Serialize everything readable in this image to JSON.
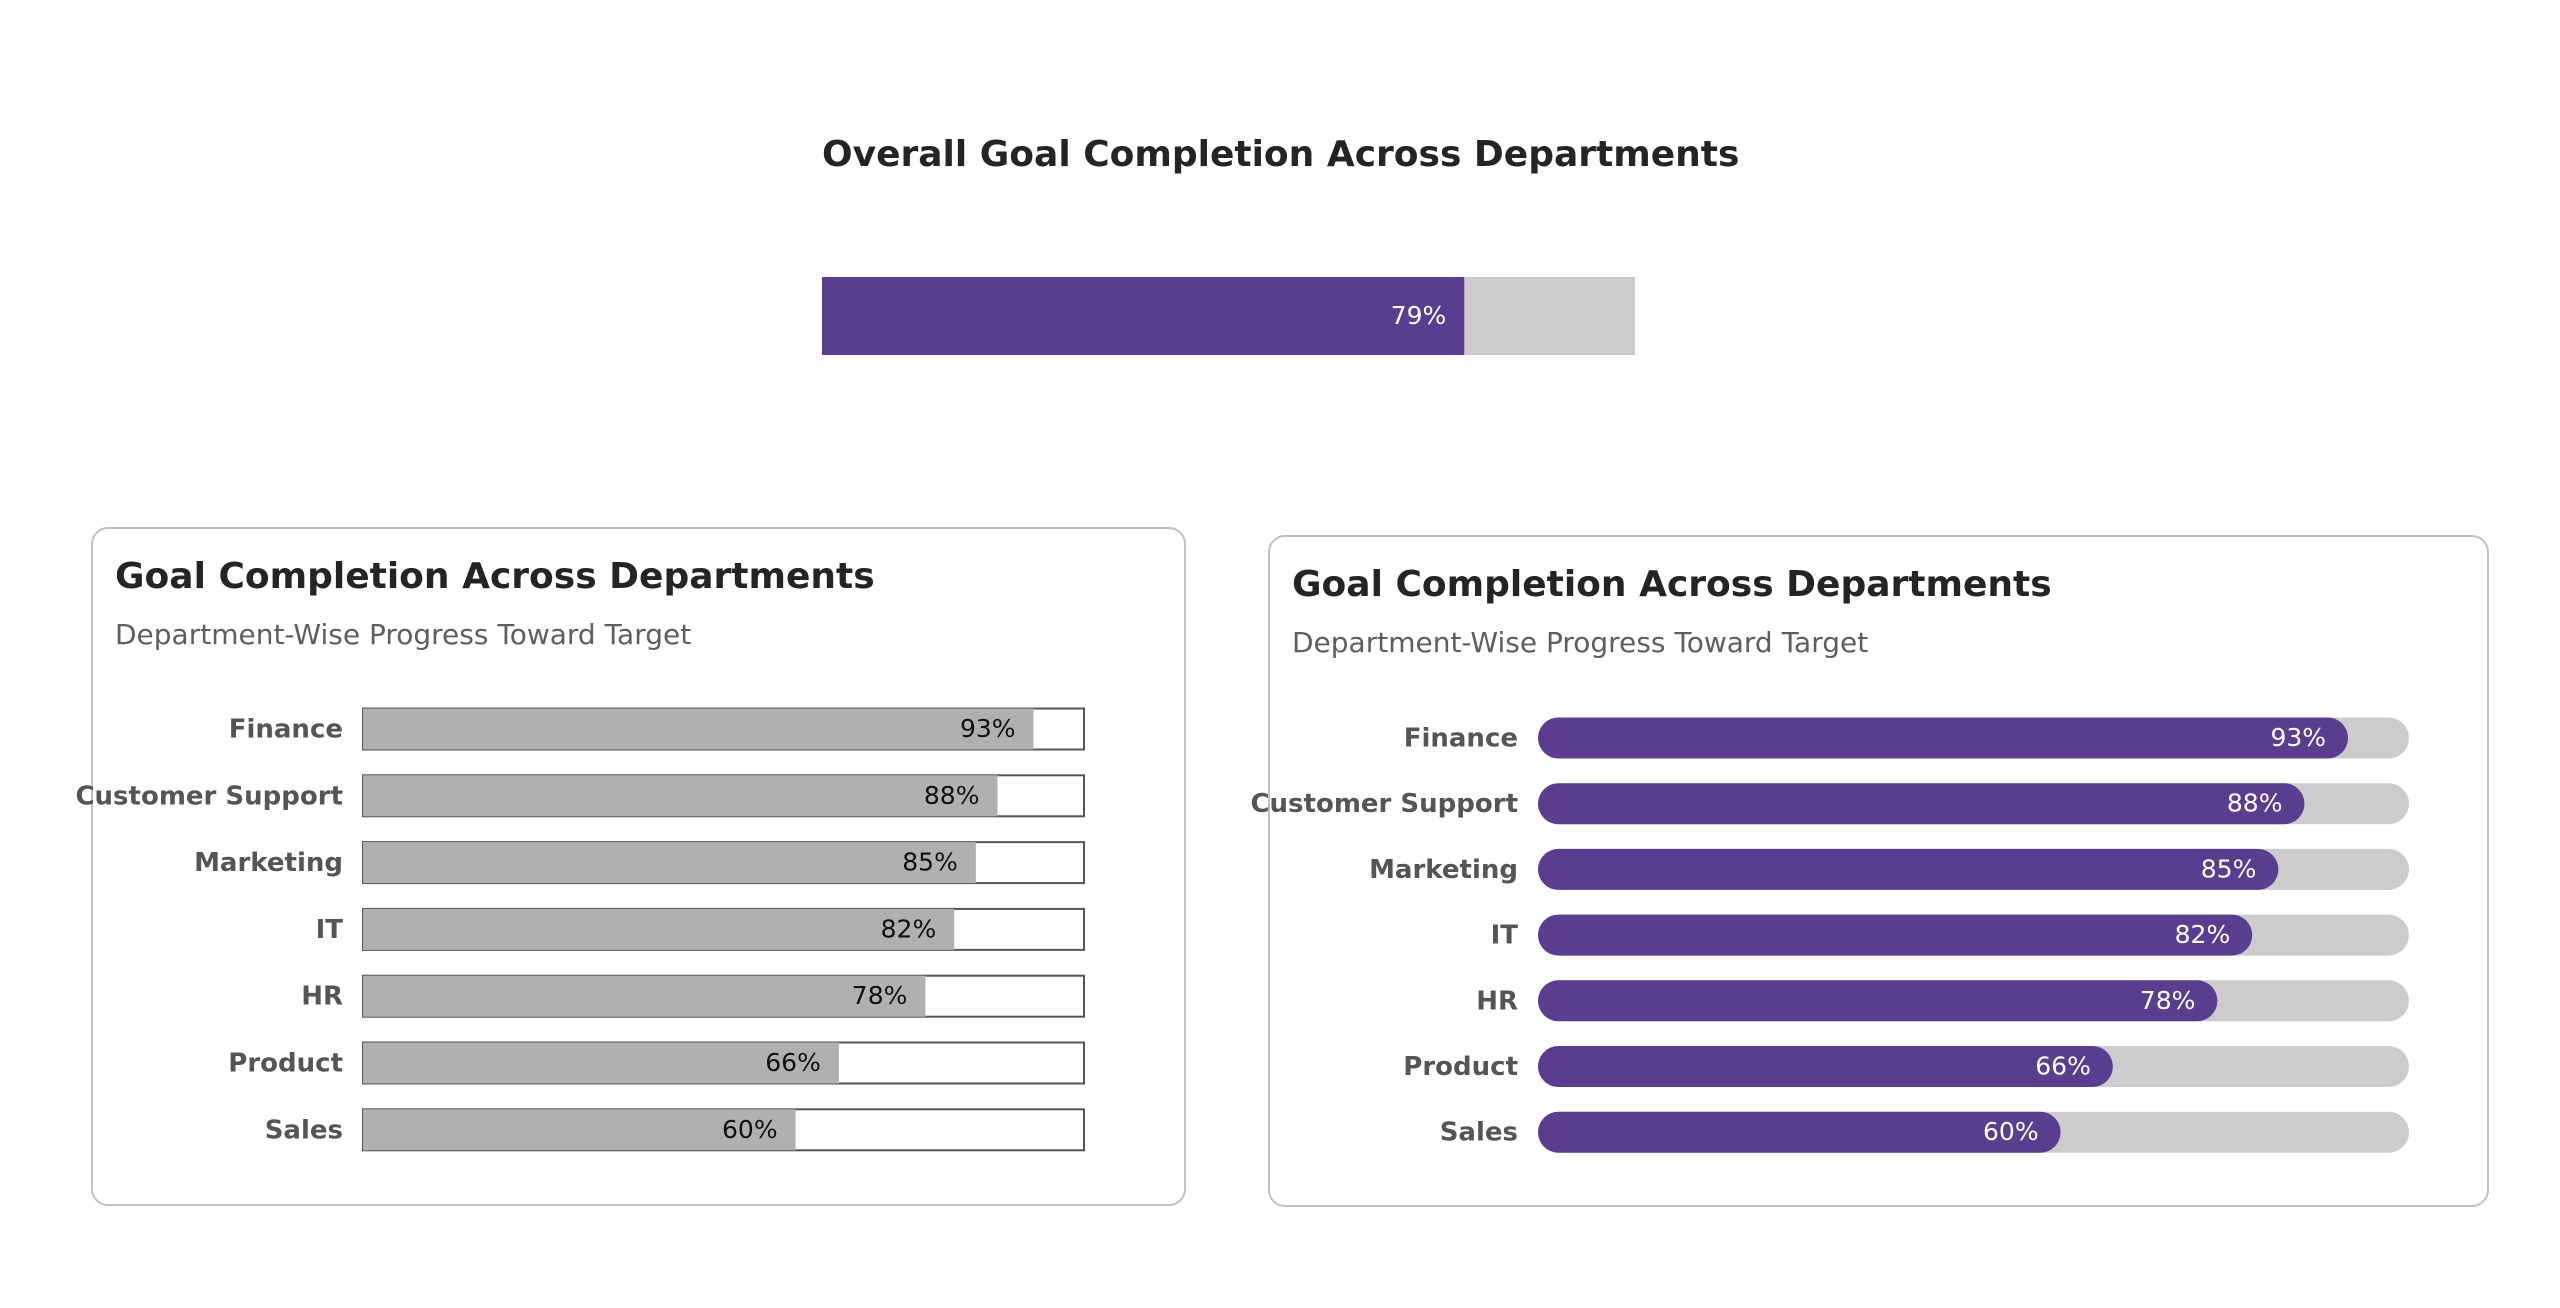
{
  "chart_data": [
    {
      "type": "bar",
      "title": "Overall Goal Completion Across Departments",
      "values": [
        79
      ],
      "value_labels": [
        "79%"
      ],
      "xlim": [
        0,
        100
      ],
      "color": "#5a3d8f",
      "track_color": "#cccccc",
      "label_color": "#ffffff",
      "rounded": false
    },
    {
      "type": "bar",
      "title": "Goal Completion Across Departments",
      "subtitle": "Department-Wise Progress Toward Target",
      "categories": [
        "Finance",
        "Customer Support",
        "Marketing",
        "IT",
        "HR",
        "Product",
        "Sales"
      ],
      "values": [
        93,
        88,
        85,
        82,
        78,
        66,
        60
      ],
      "value_labels": [
        "93%",
        "88%",
        "85%",
        "82%",
        "78%",
        "66%",
        "60%"
      ],
      "xlim": [
        0,
        100
      ],
      "color": "#b0b0b0",
      "track_color": "#ffffff",
      "track_border": "#555555",
      "label_color": "#111111",
      "rounded": false
    },
    {
      "type": "bar",
      "title": "Goal Completion Across Departments",
      "subtitle": "Department-Wise Progress Toward Target",
      "categories": [
        "Finance",
        "Customer Support",
        "Marketing",
        "IT",
        "HR",
        "Product",
        "Sales"
      ],
      "values": [
        93,
        88,
        85,
        82,
        78,
        66,
        60
      ],
      "value_labels": [
        "93%",
        "88%",
        "85%",
        "82%",
        "78%",
        "66%",
        "60%"
      ],
      "xlim": [
        0,
        100
      ],
      "color": "#5a3d8f",
      "track_color": "#cccccc",
      "label_color": "#ffffff",
      "rounded": true
    }
  ]
}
• • • • • • •
STATED PROBLEM -> Transcribe every record above exactly, leaving out the pictures.

RESPONSE ->
Serialize everything readable in this image to JSON.
{
  "chart_data": [
    {
      "type": "bar",
      "title": "Overall Goal Completion Across Departments",
      "values": [
        79
      ],
      "value_labels": [
        "79%"
      ],
      "xlim": [
        0,
        100
      ],
      "color": "#5a3d8f",
      "track_color": "#cccccc",
      "label_color": "#ffffff",
      "rounded": false
    },
    {
      "type": "bar",
      "title": "Goal Completion Across Departments",
      "subtitle": "Department-Wise Progress Toward Target",
      "categories": [
        "Finance",
        "Customer Support",
        "Marketing",
        "IT",
        "HR",
        "Product",
        "Sales"
      ],
      "values": [
        93,
        88,
        85,
        82,
        78,
        66,
        60
      ],
      "value_labels": [
        "93%",
        "88%",
        "85%",
        "82%",
        "78%",
        "66%",
        "60%"
      ],
      "xlim": [
        0,
        100
      ],
      "color": "#b0b0b0",
      "track_color": "#ffffff",
      "track_border": "#555555",
      "label_color": "#111111",
      "rounded": false
    },
    {
      "type": "bar",
      "title": "Goal Completion Across Departments",
      "subtitle": "Department-Wise Progress Toward Target",
      "categories": [
        "Finance",
        "Customer Support",
        "Marketing",
        "IT",
        "HR",
        "Product",
        "Sales"
      ],
      "values": [
        93,
        88,
        85,
        82,
        78,
        66,
        60
      ],
      "value_labels": [
        "93%",
        "88%",
        "85%",
        "82%",
        "78%",
        "66%",
        "60%"
      ],
      "xlim": [
        0,
        100
      ],
      "color": "#5a3d8f",
      "track_color": "#cccccc",
      "label_color": "#ffffff",
      "rounded": true
    }
  ]
}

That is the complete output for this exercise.